[Data records]
Begin
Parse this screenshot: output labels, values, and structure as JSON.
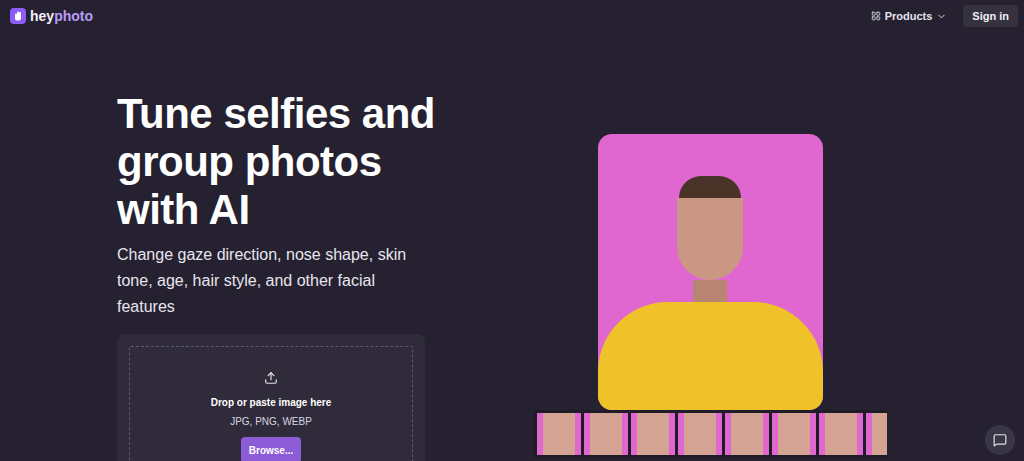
{
  "header": {
    "logo": {
      "prefix": "hey",
      "suffix": "photo"
    },
    "nav": {
      "label": "Products",
      "expanded": false
    },
    "sign_in": "Sign in"
  },
  "hero": {
    "title": "Tune selfies and group photos with AI",
    "subtitle": "Change gaze direction, nose shape, skin tone, age, hair style, and other facial features"
  },
  "upload": {
    "prompt": "Drop or paste image here",
    "formats": "JPG, PNG, WEBP",
    "button": "Browse..."
  }
}
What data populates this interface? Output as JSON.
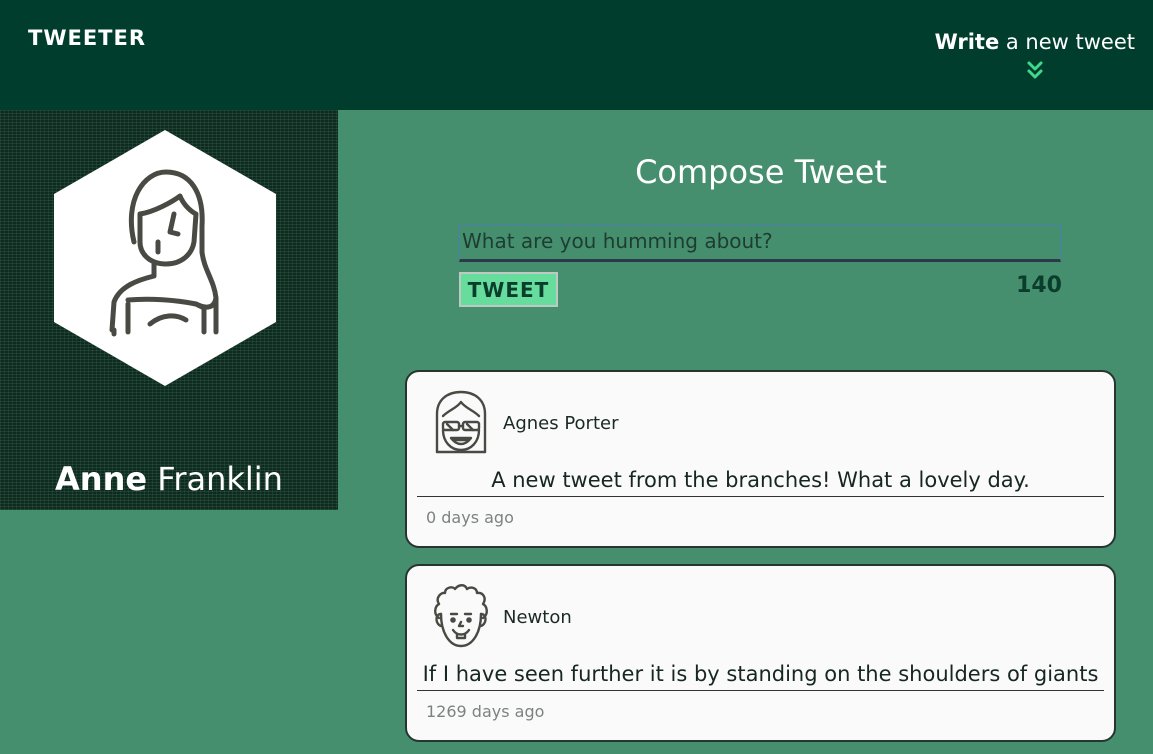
{
  "nav": {
    "brand": "TWEETER",
    "write_bold": "Write",
    "write_rest": " a new tweet",
    "chevron_icon": "double-chevron-down-icon",
    "accent": "#3fd98a"
  },
  "profile": {
    "first_name": "Anne",
    "last_name": " Franklin",
    "avatar_icon": "woman-avatar-icon"
  },
  "compose": {
    "title": "Compose Tweet",
    "placeholder": "What are you humming about?",
    "button_label": "TWEET",
    "counter": "140"
  },
  "tweets": [
    {
      "name": "Agnes Porter",
      "avatar_icon": "girl-glasses-avatar-icon",
      "content": "A new tweet from the branches! What a lovely day.",
      "time": "0 days ago"
    },
    {
      "name": "Newton",
      "avatar_icon": "curly-hair-avatar-icon",
      "content": "If I have seen further it is by standing on the shoulders of giants",
      "time": "1269 days ago"
    }
  ]
}
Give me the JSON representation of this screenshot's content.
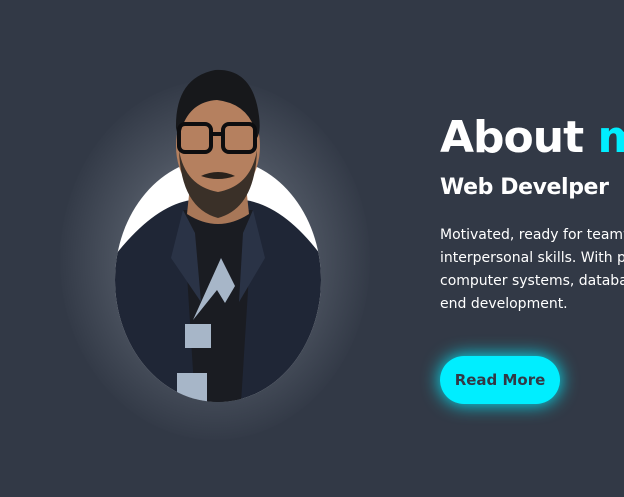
{
  "about": {
    "heading_main": "About",
    "heading_accent": "me",
    "subtitle": "Web Develper",
    "bio_lines": [
      "Motivated, ready for teamwor",
      "interpersonal skills. With previ",
      "computer systems, database",
      "end development."
    ],
    "read_more_label": "Read More"
  },
  "colors": {
    "background": "#323946",
    "accent": "#00eeff",
    "text": "#ffffff",
    "glow": "#c0c4cc"
  },
  "portrait": {
    "icon": "profile-photo",
    "shirt_logo_icon": "triangle-logo"
  }
}
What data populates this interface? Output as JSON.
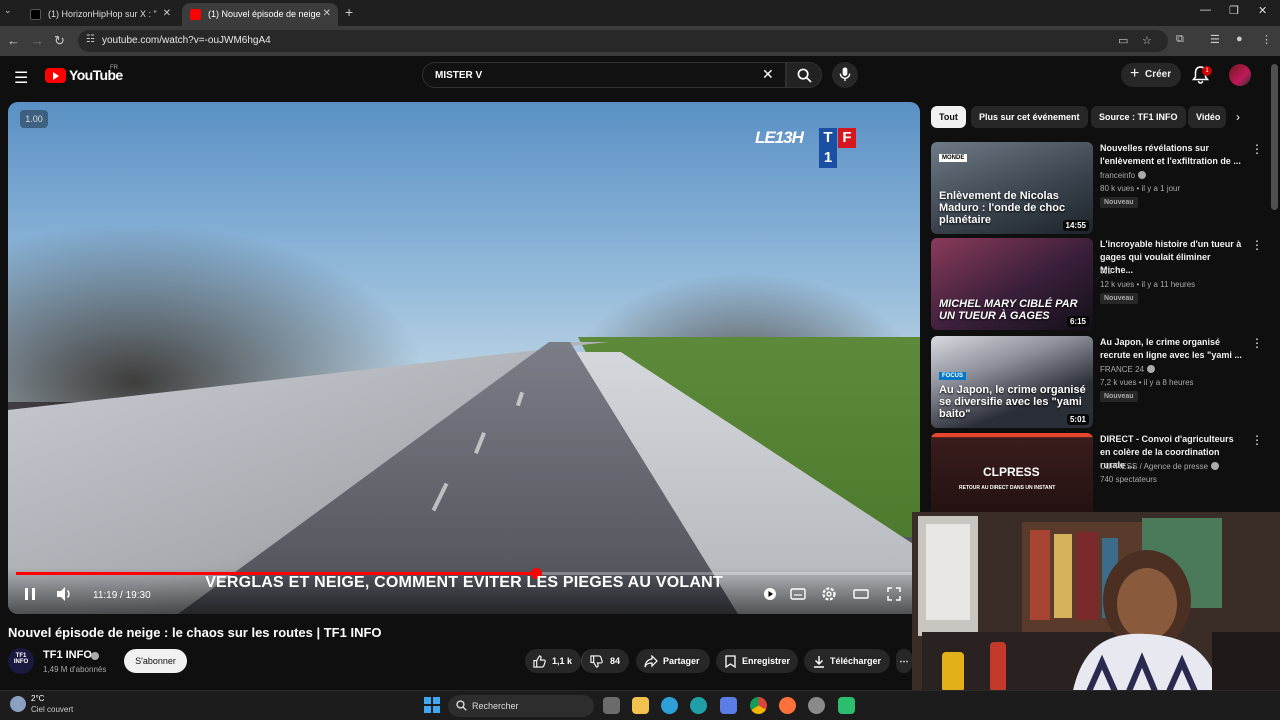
{
  "browser": {
    "tabs": [
      {
        "title": "(1) HorizonHipHop sur X : \"",
        "active": false
      },
      {
        "title": "(1) Nouvel épisode de neige",
        "active": true
      }
    ],
    "url": "youtube.com/watch?v=-ouJWM6hgA4"
  },
  "header": {
    "logo_text": "YouTube",
    "country": "FR",
    "search_value": "MISTER V",
    "create_label": "Créer",
    "notifications": "1"
  },
  "player": {
    "speed": "1.00",
    "logo_show": "LE13H",
    "logo_letters": [
      "T",
      "F",
      "1"
    ],
    "caption": "VERGLAS ET NEIGE, COMMENT EVITER LES PIEGES AU VOLANT",
    "current_time": "11:19",
    "duration": "19:30",
    "time_display": "11:19 / 19:30",
    "progress": 0.58
  },
  "video": {
    "title": "Nouvel épisode de neige : le chaos sur les routes | TF1 INFO",
    "channel_name": "TF1 INFO",
    "channel_avatar_text": "TF1 INFO",
    "subscribers": "1,49 M d'abonnés",
    "subscribe_label": "S'abonner",
    "likes": "1,1 k",
    "dislikes": "84",
    "share_label": "Partager",
    "save_label": "Enregistrer",
    "download_label": "Télécharger"
  },
  "chips": [
    "Tout",
    "Plus sur cet événement",
    "Source : TF1 INFO",
    "Vidéo"
  ],
  "recommendations": [
    {
      "title": "Nouvelles révélations sur l'enlèvement et l'exfiltration de ...",
      "channel": "franceinfo",
      "meta": "80 k vues • il y a 1 jour",
      "badge": "Nouveau",
      "duration": "14:55",
      "thumb_text": "Enlèvement de Nicolas Maduro : l'onde de choc planétaire",
      "thumb_tag": "MONDE"
    },
    {
      "title": "L'incroyable histoire d'un tueur à gages qui voulait éliminer Miche...",
      "channel": "W9",
      "meta": "12 k vues • il y a 11 heures",
      "badge": "Nouveau",
      "duration": "6:15",
      "thumb_text": "MICHEL MARY CIBLÉ PAR UN TUEUR À GAGES",
      "thumb_tag": ""
    },
    {
      "title": "Au Japon, le crime organisé recrute en ligne avec les \"yami ...",
      "channel": "FRANCE 24",
      "meta": "7,2 k vues • il y a 8 heures",
      "badge": "Nouveau",
      "duration": "5:01",
      "thumb_text": "Au Japon, le crime organisé se diversifie avec les \"yami baito\"",
      "thumb_tag": "FOCUS"
    },
    {
      "title": "DIRECT - Convoi d'agriculteurs en colère de la coordination rurale ...",
      "channel": "CLPRESS / Agence de presse",
      "meta": "740 spectateurs",
      "badge": "",
      "duration": "",
      "thumb_text": "CLPRESS",
      "thumb_tag": "RETOUR AU DIRECT DANS UN INSTANT"
    }
  ],
  "taskbar": {
    "temperature": "2°C",
    "weather": "Ciel couvert",
    "search_label": "Rechercher"
  },
  "colors": {
    "accent": "#ff0000",
    "background": "#0f0f0f",
    "tf1_blue": "#1b4fa3",
    "tf1_red": "#d7171f"
  }
}
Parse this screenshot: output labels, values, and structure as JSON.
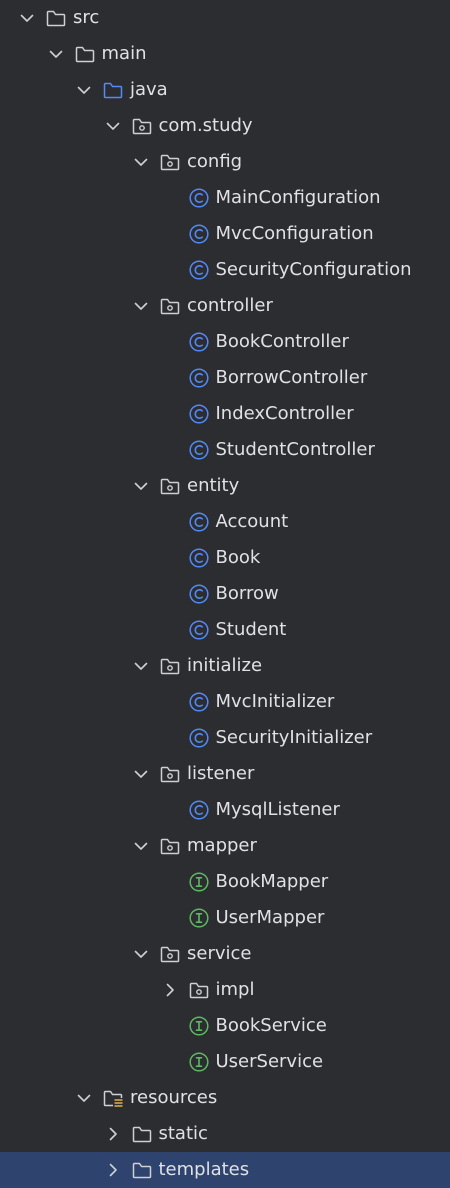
{
  "tree": [
    {
      "label": "src",
      "depth": 0,
      "icon": "folder",
      "chevron": "down"
    },
    {
      "label": "main",
      "depth": 1,
      "icon": "folder",
      "chevron": "down"
    },
    {
      "label": "java",
      "depth": 2,
      "icon": "source-folder",
      "chevron": "down"
    },
    {
      "label": "com.study",
      "depth": 3,
      "icon": "package",
      "chevron": "down"
    },
    {
      "label": "config",
      "depth": 4,
      "icon": "package",
      "chevron": "down"
    },
    {
      "label": "MainConfiguration",
      "depth": 5,
      "icon": "class"
    },
    {
      "label": "MvcConfiguration",
      "depth": 5,
      "icon": "class"
    },
    {
      "label": "SecurityConfiguration",
      "depth": 5,
      "icon": "class"
    },
    {
      "label": "controller",
      "depth": 4,
      "icon": "package",
      "chevron": "down"
    },
    {
      "label": "BookController",
      "depth": 5,
      "icon": "class"
    },
    {
      "label": "BorrowController",
      "depth": 5,
      "icon": "class"
    },
    {
      "label": "IndexController",
      "depth": 5,
      "icon": "class"
    },
    {
      "label": "StudentController",
      "depth": 5,
      "icon": "class"
    },
    {
      "label": "entity",
      "depth": 4,
      "icon": "package",
      "chevron": "down"
    },
    {
      "label": "Account",
      "depth": 5,
      "icon": "class"
    },
    {
      "label": "Book",
      "depth": 5,
      "icon": "class"
    },
    {
      "label": "Borrow",
      "depth": 5,
      "icon": "class"
    },
    {
      "label": "Student",
      "depth": 5,
      "icon": "class"
    },
    {
      "label": "initialize",
      "depth": 4,
      "icon": "package",
      "chevron": "down"
    },
    {
      "label": "MvcInitializer",
      "depth": 5,
      "icon": "class"
    },
    {
      "label": "SecurityInitializer",
      "depth": 5,
      "icon": "class"
    },
    {
      "label": "listener",
      "depth": 4,
      "icon": "package",
      "chevron": "down"
    },
    {
      "label": "MysqlListener",
      "depth": 5,
      "icon": "class"
    },
    {
      "label": "mapper",
      "depth": 4,
      "icon": "package",
      "chevron": "down"
    },
    {
      "label": "BookMapper",
      "depth": 5,
      "icon": "interface"
    },
    {
      "label": "UserMapper",
      "depth": 5,
      "icon": "interface"
    },
    {
      "label": "service",
      "depth": 4,
      "icon": "package",
      "chevron": "down"
    },
    {
      "label": "impl",
      "depth": 5,
      "icon": "package",
      "chevron": "right"
    },
    {
      "label": "BookService",
      "depth": 5,
      "icon": "interface"
    },
    {
      "label": "UserService",
      "depth": 5,
      "icon": "interface"
    },
    {
      "label": "resources",
      "depth": 2,
      "icon": "resources-folder",
      "chevron": "down"
    },
    {
      "label": "static",
      "depth": 3,
      "icon": "folder",
      "chevron": "right"
    },
    {
      "label": "templates",
      "depth": 3,
      "icon": "folder",
      "chevron": "right",
      "selected": true
    }
  ],
  "colors": {
    "background": "#2b2d30",
    "text": "#dfe1e5",
    "selection": "#2e436e",
    "chevron": "#ced0d6",
    "folder": "#ced0d6",
    "source_folder": "#548af7",
    "class_icon": "#548af7",
    "interface_icon": "#5fb865",
    "resources_lines": "#e0b04b"
  }
}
End
Exercise requirements = Wherever "organisé" shows up in a line, copy that line.

Result of this task =
      "title": "Au Japon, le crime organisé recrute en ligne avec les \"yami ...",
      "thumb_text": "Au Japon, le crime organisé se diversifie avec les \"yami baito\"",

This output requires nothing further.